What you are asked to do - Please copy every line of the records below that holds the word "вместимостью".

Records provided -
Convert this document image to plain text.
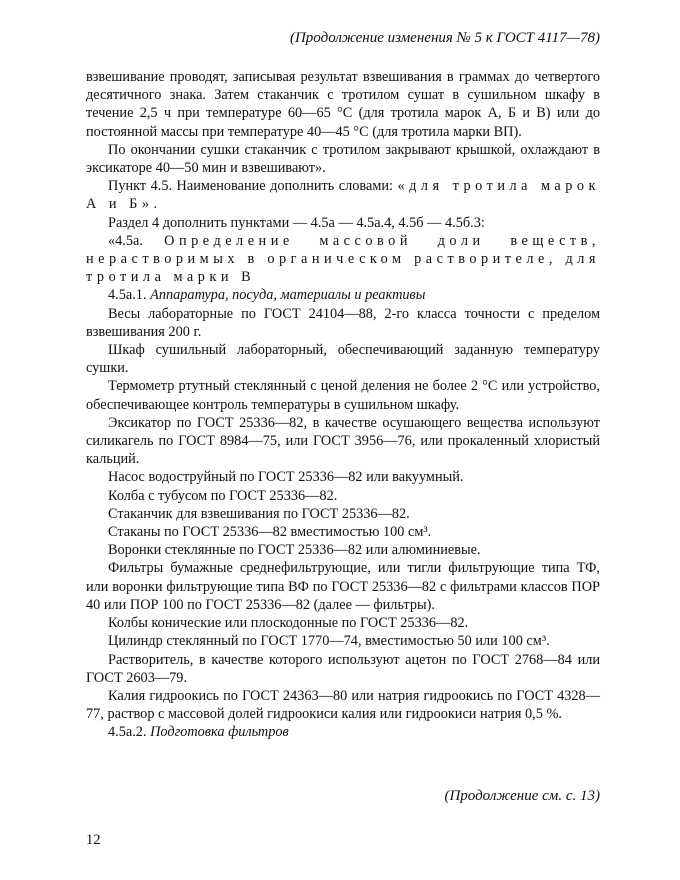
(Продолжение изменения № 5 к ГОСТ 4117—78)

взвешивание проводят, записывая результат взвешивания в граммах до четвертого десятичного знака. Затем стаканчик с тротилом сушат в сушильном шкафу в течение 2,5 ч при температуре 60—65 °С (для тротила марок А, Б и В) или до постоянной массы при температуре 40—45 °С (для тротила марки ВП).

По окончании сушки стаканчик с тротилом закрывают крышкой, охлаждают в эксикаторе 40—50 мин и взвешивают».

Пункт 4.5. Наименование дополнить словами: «для тротила марок А и Б».

Раздел 4 дополнить пунктами — 4.5а — 4.5а.4, 4.5б — 4.5б.3:

«4.5а. Определение массовой доли веществ, нерастворимых в органическом растворителе, для тротила марки В

4.5а.1. Аппаратура, посуда, материалы и реактивы

Весы лабораторные по ГОСТ 24104—88, 2-го класса точности с пределом взвешивания 200 г.

Шкаф сушильный лабораторный, обеспечивающий заданную температуру сушки.

Термометр ртутный стеклянный с ценой деления не более 2 °С или устройство, обеспечивающее контроль температуры в сушильном шкафу.

Эксикатор по ГОСТ 25336—82, в качестве осушающего вещества используют силикагель по ГОСТ 8984—75, или ГОСТ 3956—76, или прокаленный хлористый кальций.

Насос водоструйный по ГОСТ 25336—82 или вакуумный.

Колба с тубусом по ГОСТ 25336—82.

Стаканчик для взвешивания по ГОСТ 25336—82.

Стаканы по ГОСТ 25336—82 вместимостью 100 см³.

Воронки стеклянные по ГОСТ 25336—82 или алюминиевые.

Фильтры бумажные среднефильтрующие, или тигли фильтрующие типа ТФ, или воронки фильтрующие типа ВФ по ГОСТ 25336—82 с фильтрами классов ПОР 40 или ПОР 100 по ГОСТ 25336—82 (далее — фильтры).

Колбы конические или плоскодонные по ГОСТ 25336—82.

Цилиндр стеклянный по ГОСТ 1770—74, вместимостью 50 или 100 см³.

Растворитель, в качестве которого используют ацетон по ГОСТ 2768—84 или ГОСТ 2603—79.

Калия гидроокись по ГОСТ 24363—80 или натрия гидроокись по ГОСТ 4328—77, раствор с массовой долей гидроокиси калия или гидроокиси натрия 0,5 %.

4.5а.2. Подготовка фильтров

(Продолжение см. с. 13)
12
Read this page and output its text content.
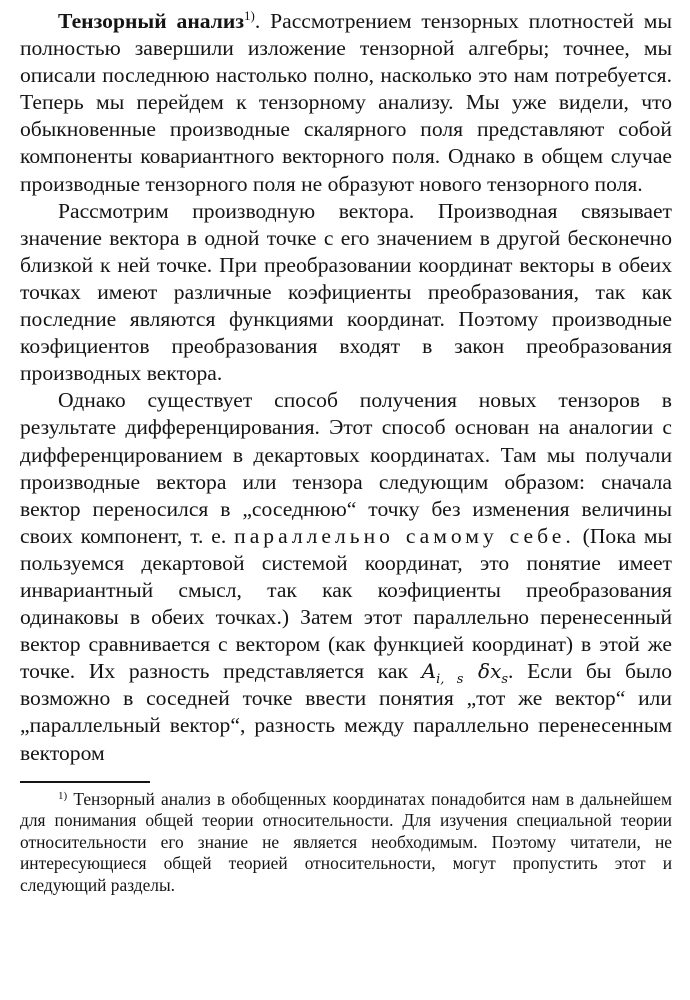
Тензорный анализ$^{1)}$. Рассмотрением тензорных плотностей мы полностью завершили изложение тензорной алгебры; точнее, мы описали последнюю настолько полно, насколько это нам потребуется. Теперь мы перейдем к тензорному анализу. Мы уже видели, что обыкновенные производные скалярного поля представляют собой компоненты ковариантного векторного поля. Однако в общем случае производные тензорного поля не образуют нового тензорного поля.

Рассмотрим производную вектора. Производная связывает значение вектора в одной точке с его значением в другой бесконечно близкой к ней точке. При преобразовании координат векторы в обеих точках имеют различные коэфициенты преобразования, так как последние являются функциями координат. Поэтому производные коэфициентов преобразования входят в закон преобразования производных вектора.

Однако существует способ получения новых тензоров в результате дифференцирования. Этот способ основан на аналогии с дифференцированием в декартовых координатах. Там мы получали производные вектора или тензора следующим образом: сначала вектор переносился в „соседнюю“ точку без изменения величины своих компонент, т. е. параллельно самому себе. (Пока мы пользуемся декартовой системой координат, это понятие имеет инвариантный смысл, так как коэфициенты преобразования одинаковы в обеих точках.) Затем этот параллельно перенесенный вектор сравнивается с вектором (как функцией координат) в этой же точке. Их разность представляется как $A_{i, s}$ $\delta x_s$. Если бы было возможно в соседней точке ввести понятия „тот же вектор“ или „параллельный вектор“, разность между параллельно перенесенным вектором

$^{1)}$ Тензорный анализ в обобщенных координатах понадобится нам в дальнейшем для понимания общей теории относительности. Для изучения специальной теории относительности его знание не является необходимым. Поэтому читатели, не интересующиеся общей теорией относительности, могут пропустить этот и следующий разделы.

Written reply -
Стаканы по ГОСТ 25336—82 вместимостью 100 см³.
Цилиндр стеклянный по ГОСТ 1770—74, вместимостью 50 или 100 см³.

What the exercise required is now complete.